(Stored data)
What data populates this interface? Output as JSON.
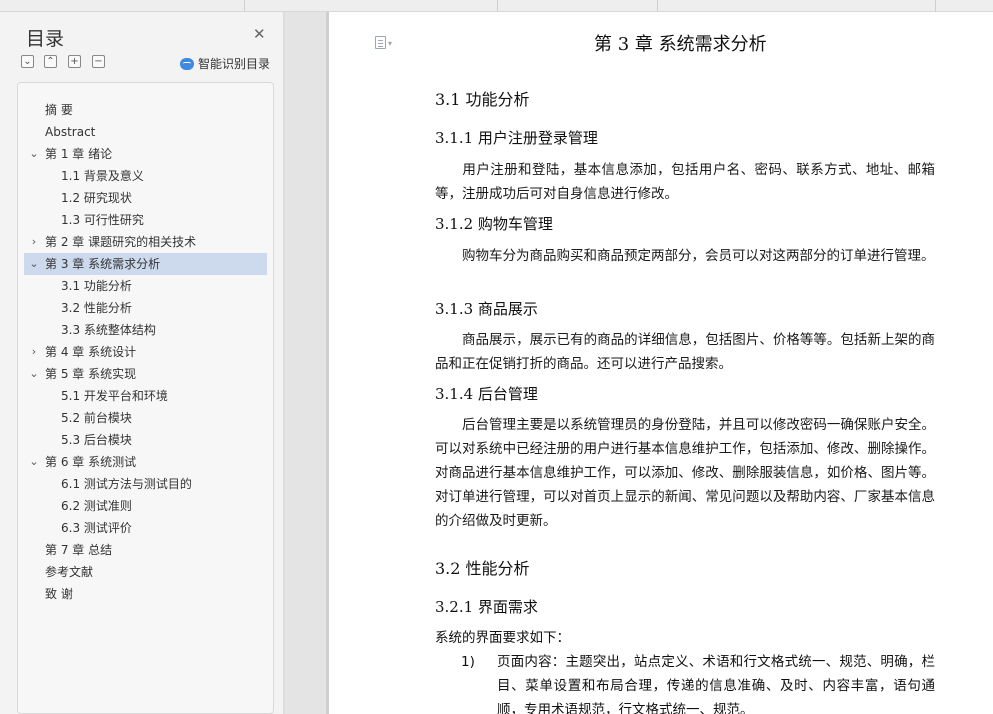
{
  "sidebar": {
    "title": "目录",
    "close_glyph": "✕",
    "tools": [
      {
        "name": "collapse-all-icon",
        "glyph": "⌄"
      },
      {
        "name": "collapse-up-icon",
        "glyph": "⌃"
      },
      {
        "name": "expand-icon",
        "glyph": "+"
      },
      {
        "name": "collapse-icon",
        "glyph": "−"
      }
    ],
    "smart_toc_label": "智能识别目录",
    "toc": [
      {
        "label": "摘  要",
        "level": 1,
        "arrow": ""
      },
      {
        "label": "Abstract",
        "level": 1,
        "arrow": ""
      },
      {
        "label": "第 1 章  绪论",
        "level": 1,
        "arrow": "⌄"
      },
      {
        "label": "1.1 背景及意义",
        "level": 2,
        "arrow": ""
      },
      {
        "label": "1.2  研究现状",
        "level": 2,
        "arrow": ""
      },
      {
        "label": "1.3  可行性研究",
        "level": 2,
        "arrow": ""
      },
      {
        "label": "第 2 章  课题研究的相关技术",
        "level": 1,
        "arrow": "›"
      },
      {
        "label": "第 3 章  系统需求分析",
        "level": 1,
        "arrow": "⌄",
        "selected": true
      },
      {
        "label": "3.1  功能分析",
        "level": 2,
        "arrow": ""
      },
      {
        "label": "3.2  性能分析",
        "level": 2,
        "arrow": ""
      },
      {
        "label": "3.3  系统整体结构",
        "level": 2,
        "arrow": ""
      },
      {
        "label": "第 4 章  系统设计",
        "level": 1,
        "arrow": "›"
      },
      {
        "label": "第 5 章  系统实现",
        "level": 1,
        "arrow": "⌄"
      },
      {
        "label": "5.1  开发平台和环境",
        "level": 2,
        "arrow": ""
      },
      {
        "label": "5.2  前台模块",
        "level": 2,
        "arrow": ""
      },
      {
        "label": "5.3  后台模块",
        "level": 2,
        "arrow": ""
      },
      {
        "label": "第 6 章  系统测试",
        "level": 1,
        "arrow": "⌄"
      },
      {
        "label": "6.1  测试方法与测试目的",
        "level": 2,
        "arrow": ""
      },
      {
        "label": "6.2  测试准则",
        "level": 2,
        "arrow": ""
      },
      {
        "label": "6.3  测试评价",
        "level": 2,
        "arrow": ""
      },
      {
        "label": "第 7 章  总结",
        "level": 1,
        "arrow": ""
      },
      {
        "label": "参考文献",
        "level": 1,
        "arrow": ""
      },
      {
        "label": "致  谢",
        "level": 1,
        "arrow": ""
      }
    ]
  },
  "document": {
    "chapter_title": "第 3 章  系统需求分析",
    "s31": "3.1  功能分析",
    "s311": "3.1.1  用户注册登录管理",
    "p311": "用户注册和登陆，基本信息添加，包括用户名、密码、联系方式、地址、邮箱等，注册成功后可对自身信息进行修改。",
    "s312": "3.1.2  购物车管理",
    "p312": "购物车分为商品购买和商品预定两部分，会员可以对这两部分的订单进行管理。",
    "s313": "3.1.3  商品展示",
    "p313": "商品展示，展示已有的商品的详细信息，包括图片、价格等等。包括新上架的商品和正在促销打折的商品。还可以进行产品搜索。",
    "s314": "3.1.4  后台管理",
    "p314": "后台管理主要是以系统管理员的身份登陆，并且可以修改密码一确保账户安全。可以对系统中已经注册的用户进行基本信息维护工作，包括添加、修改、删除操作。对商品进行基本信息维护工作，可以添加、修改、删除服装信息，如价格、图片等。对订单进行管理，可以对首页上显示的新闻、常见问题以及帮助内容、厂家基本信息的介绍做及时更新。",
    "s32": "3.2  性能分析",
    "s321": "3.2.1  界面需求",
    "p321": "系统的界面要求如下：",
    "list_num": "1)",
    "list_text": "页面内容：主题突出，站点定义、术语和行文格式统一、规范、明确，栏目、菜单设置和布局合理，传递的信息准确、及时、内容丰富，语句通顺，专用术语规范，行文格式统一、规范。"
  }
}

* _YOUR TASK_
Print all of the entries word for word. Skip any images they contain.

* _THE OUTPUT_
What data populates this interface? Output as JSON.
{
  "sidebar": {
    "title": "目录",
    "close_glyph": "✕",
    "tools": [
      {
        "name": "collapse-all-icon",
        "glyph": "⌄"
      },
      {
        "name": "collapse-up-icon",
        "glyph": "⌃"
      },
      {
        "name": "expand-icon",
        "glyph": "+"
      },
      {
        "name": "collapse-icon",
        "glyph": "−"
      }
    ],
    "smart_toc_label": "智能识别目录",
    "toc": [
      {
        "label": "摘  要",
        "level": 1,
        "arrow": ""
      },
      {
        "label": "Abstract",
        "level": 1,
        "arrow": ""
      },
      {
        "label": "第 1 章  绪论",
        "level": 1,
        "arrow": "⌄"
      },
      {
        "label": "1.1 背景及意义",
        "level": 2,
        "arrow": ""
      },
      {
        "label": "1.2  研究现状",
        "level": 2,
        "arrow": ""
      },
      {
        "label": "1.3  可行性研究",
        "level": 2,
        "arrow": ""
      },
      {
        "label": "第 2 章  课题研究的相关技术",
        "level": 1,
        "arrow": "›"
      },
      {
        "label": "第 3 章  系统需求分析",
        "level": 1,
        "arrow": "⌄",
        "selected": true
      },
      {
        "label": "3.1  功能分析",
        "level": 2,
        "arrow": ""
      },
      {
        "label": "3.2  性能分析",
        "level": 2,
        "arrow": ""
      },
      {
        "label": "3.3  系统整体结构",
        "level": 2,
        "arrow": ""
      },
      {
        "label": "第 4 章  系统设计",
        "level": 1,
        "arrow": "›"
      },
      {
        "label": "第 5 章  系统实现",
        "level": 1,
        "arrow": "⌄"
      },
      {
        "label": "5.1  开发平台和环境",
        "level": 2,
        "arrow": ""
      },
      {
        "label": "5.2  前台模块",
        "level": 2,
        "arrow": ""
      },
      {
        "label": "5.3  后台模块",
        "level": 2,
        "arrow": ""
      },
      {
        "label": "第 6 章  系统测试",
        "level": 1,
        "arrow": "⌄"
      },
      {
        "label": "6.1  测试方法与测试目的",
        "level": 2,
        "arrow": ""
      },
      {
        "label": "6.2  测试准则",
        "level": 2,
        "arrow": ""
      },
      {
        "label": "6.3  测试评价",
        "level": 2,
        "arrow": ""
      },
      {
        "label": "第 7 章  总结",
        "level": 1,
        "arrow": ""
      },
      {
        "label": "参考文献",
        "level": 1,
        "arrow": ""
      },
      {
        "label": "致  谢",
        "level": 1,
        "arrow": ""
      }
    ]
  },
  "document": {
    "chapter_title": "第 3 章  系统需求分析",
    "s31": "3.1  功能分析",
    "s311": "3.1.1  用户注册登录管理",
    "p311": "用户注册和登陆，基本信息添加，包括用户名、密码、联系方式、地址、邮箱等，注册成功后可对自身信息进行修改。",
    "s312": "3.1.2  购物车管理",
    "p312": "购物车分为商品购买和商品预定两部分，会员可以对这两部分的订单进行管理。",
    "s313": "3.1.3  商品展示",
    "p313": "商品展示，展示已有的商品的详细信息，包括图片、价格等等。包括新上架的商品和正在促销打折的商品。还可以进行产品搜索。",
    "s314": "3.1.4  后台管理",
    "p314": "后台管理主要是以系统管理员的身份登陆，并且可以修改密码一确保账户安全。可以对系统中已经注册的用户进行基本信息维护工作，包括添加、修改、删除操作。对商品进行基本信息维护工作，可以添加、修改、删除服装信息，如价格、图片等。对订单进行管理，可以对首页上显示的新闻、常见问题以及帮助内容、厂家基本信息的介绍做及时更新。",
    "s32": "3.2  性能分析",
    "s321": "3.2.1  界面需求",
    "p321": "系统的界面要求如下：",
    "list_num": "1)",
    "list_text": "页面内容：主题突出，站点定义、术语和行文格式统一、规范、明确，栏目、菜单设置和布局合理，传递的信息准确、及时、内容丰富，语句通顺，专用术语规范，行文格式统一、规范。"
  }
}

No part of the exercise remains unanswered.